>>>

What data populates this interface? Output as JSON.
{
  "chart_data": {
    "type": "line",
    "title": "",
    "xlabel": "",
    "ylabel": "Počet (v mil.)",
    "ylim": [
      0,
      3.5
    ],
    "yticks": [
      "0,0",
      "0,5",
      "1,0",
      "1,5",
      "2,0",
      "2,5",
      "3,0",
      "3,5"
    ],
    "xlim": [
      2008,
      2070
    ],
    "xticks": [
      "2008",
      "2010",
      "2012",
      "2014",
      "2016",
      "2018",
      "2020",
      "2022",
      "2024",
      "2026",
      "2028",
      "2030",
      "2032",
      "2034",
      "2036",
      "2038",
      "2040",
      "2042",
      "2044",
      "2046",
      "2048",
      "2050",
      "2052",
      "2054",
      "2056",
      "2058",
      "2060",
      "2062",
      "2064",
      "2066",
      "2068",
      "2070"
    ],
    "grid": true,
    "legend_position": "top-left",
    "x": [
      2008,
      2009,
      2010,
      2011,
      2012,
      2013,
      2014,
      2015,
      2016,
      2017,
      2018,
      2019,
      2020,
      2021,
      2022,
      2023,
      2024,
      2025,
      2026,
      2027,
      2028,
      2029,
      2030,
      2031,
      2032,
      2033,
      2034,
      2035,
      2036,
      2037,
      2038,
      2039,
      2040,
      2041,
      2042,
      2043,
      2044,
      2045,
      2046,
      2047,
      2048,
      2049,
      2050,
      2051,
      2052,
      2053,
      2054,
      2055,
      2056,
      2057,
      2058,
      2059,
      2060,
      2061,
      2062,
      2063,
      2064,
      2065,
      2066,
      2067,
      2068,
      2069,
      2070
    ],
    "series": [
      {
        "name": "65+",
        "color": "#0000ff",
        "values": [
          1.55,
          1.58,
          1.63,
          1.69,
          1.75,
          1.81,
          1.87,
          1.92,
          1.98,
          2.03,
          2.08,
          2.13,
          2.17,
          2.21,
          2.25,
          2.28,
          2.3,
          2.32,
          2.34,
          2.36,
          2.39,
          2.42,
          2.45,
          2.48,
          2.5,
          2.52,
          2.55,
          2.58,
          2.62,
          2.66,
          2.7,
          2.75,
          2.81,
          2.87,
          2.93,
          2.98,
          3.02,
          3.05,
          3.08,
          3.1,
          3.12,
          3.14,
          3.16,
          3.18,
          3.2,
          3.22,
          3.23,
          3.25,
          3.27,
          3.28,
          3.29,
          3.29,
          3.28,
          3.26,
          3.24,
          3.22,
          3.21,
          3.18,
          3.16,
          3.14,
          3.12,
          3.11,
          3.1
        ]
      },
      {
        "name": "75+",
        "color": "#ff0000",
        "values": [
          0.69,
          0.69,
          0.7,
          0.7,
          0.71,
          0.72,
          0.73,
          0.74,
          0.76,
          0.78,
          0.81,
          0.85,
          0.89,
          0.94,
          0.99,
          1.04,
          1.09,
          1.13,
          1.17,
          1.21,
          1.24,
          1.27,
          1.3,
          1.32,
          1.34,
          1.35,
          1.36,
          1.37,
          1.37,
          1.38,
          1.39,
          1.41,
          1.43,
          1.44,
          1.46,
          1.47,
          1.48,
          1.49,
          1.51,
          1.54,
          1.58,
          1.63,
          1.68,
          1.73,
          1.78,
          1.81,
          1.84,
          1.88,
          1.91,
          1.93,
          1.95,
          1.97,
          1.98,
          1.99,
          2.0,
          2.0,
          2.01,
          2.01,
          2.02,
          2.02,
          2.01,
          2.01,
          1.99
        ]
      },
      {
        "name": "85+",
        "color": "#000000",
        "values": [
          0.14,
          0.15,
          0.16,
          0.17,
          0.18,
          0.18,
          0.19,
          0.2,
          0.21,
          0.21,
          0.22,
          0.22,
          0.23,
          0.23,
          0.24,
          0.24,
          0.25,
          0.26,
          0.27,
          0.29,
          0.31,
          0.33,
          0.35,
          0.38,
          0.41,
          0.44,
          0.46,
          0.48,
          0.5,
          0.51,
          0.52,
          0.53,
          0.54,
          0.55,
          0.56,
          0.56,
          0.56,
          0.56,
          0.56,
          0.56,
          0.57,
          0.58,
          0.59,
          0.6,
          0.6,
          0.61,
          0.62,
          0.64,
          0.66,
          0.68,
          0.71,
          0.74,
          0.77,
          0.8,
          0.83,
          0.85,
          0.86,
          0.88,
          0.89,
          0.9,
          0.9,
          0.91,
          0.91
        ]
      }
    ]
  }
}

<<<

Your task
Can you give every line above again, exactly as written?

Final result
What data populates this interface? Output as JSON.
{
  "chart_data": {
    "type": "line",
    "title": "",
    "xlabel": "",
    "ylabel": "Počet (v mil.)",
    "ylim": [
      0,
      3.5
    ],
    "yticks": [
      "0,0",
      "0,5",
      "1,0",
      "1,5",
      "2,0",
      "2,5",
      "3,0",
      "3,5"
    ],
    "xlim": [
      2008,
      2070
    ],
    "xticks": [
      "2008",
      "2010",
      "2012",
      "2014",
      "2016",
      "2018",
      "2020",
      "2022",
      "2024",
      "2026",
      "2028",
      "2030",
      "2032",
      "2034",
      "2036",
      "2038",
      "2040",
      "2042",
      "2044",
      "2046",
      "2048",
      "2050",
      "2052",
      "2054",
      "2056",
      "2058",
      "2060",
      "2062",
      "2064",
      "2066",
      "2068",
      "2070"
    ],
    "grid": true,
    "legend_position": "top-left",
    "x": [
      2008,
      2009,
      2010,
      2011,
      2012,
      2013,
      2014,
      2015,
      2016,
      2017,
      2018,
      2019,
      2020,
      2021,
      2022,
      2023,
      2024,
      2025,
      2026,
      2027,
      2028,
      2029,
      2030,
      2031,
      2032,
      2033,
      2034,
      2035,
      2036,
      2037,
      2038,
      2039,
      2040,
      2041,
      2042,
      2043,
      2044,
      2045,
      2046,
      2047,
      2048,
      2049,
      2050,
      2051,
      2052,
      2053,
      2054,
      2055,
      2056,
      2057,
      2058,
      2059,
      2060,
      2061,
      2062,
      2063,
      2064,
      2065,
      2066,
      2067,
      2068,
      2069,
      2070
    ],
    "series": [
      {
        "name": "65+",
        "color": "#0000ff",
        "values": [
          1.55,
          1.58,
          1.63,
          1.69,
          1.75,
          1.81,
          1.87,
          1.92,
          1.98,
          2.03,
          2.08,
          2.13,
          2.17,
          2.21,
          2.25,
          2.28,
          2.3,
          2.32,
          2.34,
          2.36,
          2.39,
          2.42,
          2.45,
          2.48,
          2.5,
          2.52,
          2.55,
          2.58,
          2.62,
          2.66,
          2.7,
          2.75,
          2.81,
          2.87,
          2.93,
          2.98,
          3.02,
          3.05,
          3.08,
          3.1,
          3.12,
          3.14,
          3.16,
          3.18,
          3.2,
          3.22,
          3.23,
          3.25,
          3.27,
          3.28,
          3.29,
          3.29,
          3.28,
          3.26,
          3.24,
          3.22,
          3.21,
          3.18,
          3.16,
          3.14,
          3.12,
          3.11,
          3.1
        ]
      },
      {
        "name": "75+",
        "color": "#ff0000",
        "values": [
          0.69,
          0.69,
          0.7,
          0.7,
          0.71,
          0.72,
          0.73,
          0.74,
          0.76,
          0.78,
          0.81,
          0.85,
          0.89,
          0.94,
          0.99,
          1.04,
          1.09,
          1.13,
          1.17,
          1.21,
          1.24,
          1.27,
          1.3,
          1.32,
          1.34,
          1.35,
          1.36,
          1.37,
          1.37,
          1.38,
          1.39,
          1.41,
          1.43,
          1.44,
          1.46,
          1.47,
          1.48,
          1.49,
          1.51,
          1.54,
          1.58,
          1.63,
          1.68,
          1.73,
          1.78,
          1.81,
          1.84,
          1.88,
          1.91,
          1.93,
          1.95,
          1.97,
          1.98,
          1.99,
          2.0,
          2.0,
          2.01,
          2.01,
          2.02,
          2.02,
          2.01,
          2.01,
          1.99
        ]
      },
      {
        "name": "85+",
        "color": "#000000",
        "values": [
          0.14,
          0.15,
          0.16,
          0.17,
          0.18,
          0.18,
          0.19,
          0.2,
          0.21,
          0.21,
          0.22,
          0.22,
          0.23,
          0.23,
          0.24,
          0.24,
          0.25,
          0.26,
          0.27,
          0.29,
          0.31,
          0.33,
          0.35,
          0.38,
          0.41,
          0.44,
          0.46,
          0.48,
          0.5,
          0.51,
          0.52,
          0.53,
          0.54,
          0.55,
          0.56,
          0.56,
          0.56,
          0.56,
          0.56,
          0.56,
          0.57,
          0.58,
          0.59,
          0.6,
          0.6,
          0.61,
          0.62,
          0.64,
          0.66,
          0.68,
          0.71,
          0.74,
          0.77,
          0.8,
          0.83,
          0.85,
          0.86,
          0.88,
          0.89,
          0.9,
          0.9,
          0.91,
          0.91
        ]
      }
    ]
  }
}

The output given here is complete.